* Start READING PASSAGE *

The number of remortgage loans also fell from December to January, but by a much less severe 6%, while the value fell by 7%.
Michael Coogan, CML director general, said it would be premature to draw any conclusions about activity levels over the next few months from the January figures. He added: "The market remains stable at low levels of transactions."
His comments are supported by Brain Murphy, head of independent mortgage broker Mortgage Advice Bureau, who reports an upturn in mortgage queries in February.
"Activity overall witnessed a marked increase in February over January both among house buyers and those looking to refinance existing arrangements," he said.
"In a normally functioning market borrower activity tends to rise month on month during the first half of the calendar, generally plateauing during the mid-summer holiday season followed by an autumn uptick, before hibernating as the Christmas period approaches.
"As a result we are mildly encouraged that the market appears to be following its more historic pattern, albeit at significantly lower volumes than at the height of the property boom.
However Howard Archer, chief UK economist for Global Insight, is more bearish. "The very weak CML mortgage advances data for January indicates that the housing market started 2011 on the back foot and supports our belief that house prices are headed down further over the coming months. Specifically, we expect house prices to fall by around 5% in 2011 and ultimately decline by around 10% from their peak 2010 levels."

* End READING PASSAGE *

■ OBJECTIVE 1
Rewrite the part of the rows that opens with the line containing "Enumerate 16 of" and closes with the line containing "legend-label: 매입채무회전율 xyxy=(29,240,113,254)", replacing "legend-label" with "legend-entry" and leaving everything else unchanged. Omit the pictures from your answer.

* Start TASK INPUT *

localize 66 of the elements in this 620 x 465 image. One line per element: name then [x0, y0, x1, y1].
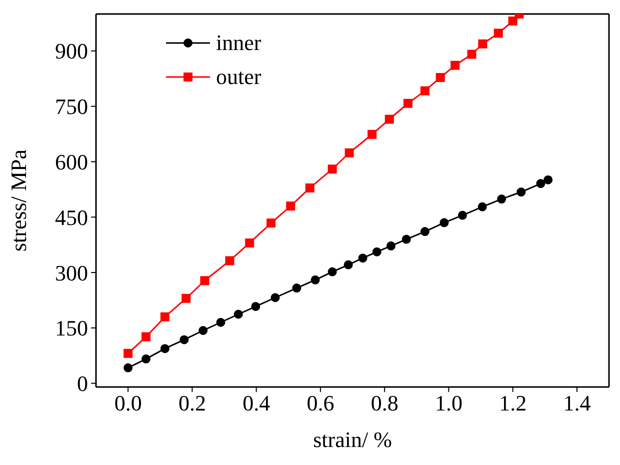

* End TASK INPUT *
* Start TASK INPUT *

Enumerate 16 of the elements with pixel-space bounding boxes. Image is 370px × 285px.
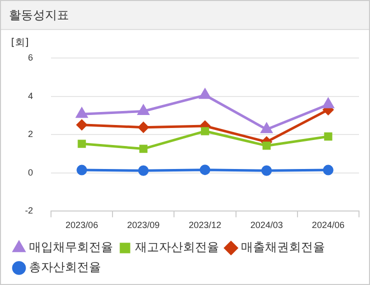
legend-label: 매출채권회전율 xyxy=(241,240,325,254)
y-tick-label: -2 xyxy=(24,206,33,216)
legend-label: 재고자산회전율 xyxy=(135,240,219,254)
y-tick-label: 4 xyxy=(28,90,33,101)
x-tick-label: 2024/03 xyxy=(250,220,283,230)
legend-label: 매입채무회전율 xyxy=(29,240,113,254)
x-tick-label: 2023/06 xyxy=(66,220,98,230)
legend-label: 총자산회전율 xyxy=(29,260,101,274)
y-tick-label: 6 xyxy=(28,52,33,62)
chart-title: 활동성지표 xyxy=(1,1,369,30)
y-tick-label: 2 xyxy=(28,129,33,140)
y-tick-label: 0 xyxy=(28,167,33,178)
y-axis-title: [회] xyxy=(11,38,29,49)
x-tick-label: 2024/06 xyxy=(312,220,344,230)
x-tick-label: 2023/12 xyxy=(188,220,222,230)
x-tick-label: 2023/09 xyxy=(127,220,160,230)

* End TASK INPUT *

■ OBJECTIVE 2
From the passage on the mortgage market, copy the part that opens with the words containing "His comments are" and closes with "the property boom.".

■ RIGHT ANSWER 1
Enumerate 16 of the elements with pixel-space bounding boxes. Image is 370px × 285px.
legend-entry: 매출채권회전율 xyxy=(241,240,325,254)
y-tick-label: -2 xyxy=(24,206,33,216)
legend-entry: 재고자산회전율 xyxy=(135,240,219,254)
y-tick-label: 4 xyxy=(28,90,33,101)
x-tick-label: 2024/03 xyxy=(250,220,283,230)
legend-entry: 매입채무회전율 xyxy=(29,240,113,254)

■ RIGHT ANSWER 2
His comments are supported by Brain Murphy, head of independent mortgage broker Mortgage Advice Bureau, who reports an upturn in mortgage queries in February.
"Activity overall witnessed a marked increase in February over January both among house buyers and those looking to refinance existing arrangements," he said.
"In a normally functioning market borrower activity tends to rise month on month during the first half of the calendar, generally plateauing during the mid-summer holiday season followed by an autumn uptick, before hibernating as the Christmas period approaches.
"As a result we are mildly encouraged that the market appears to be following its more historic pattern, albeit at significantly lower volumes than at the height of the property boom.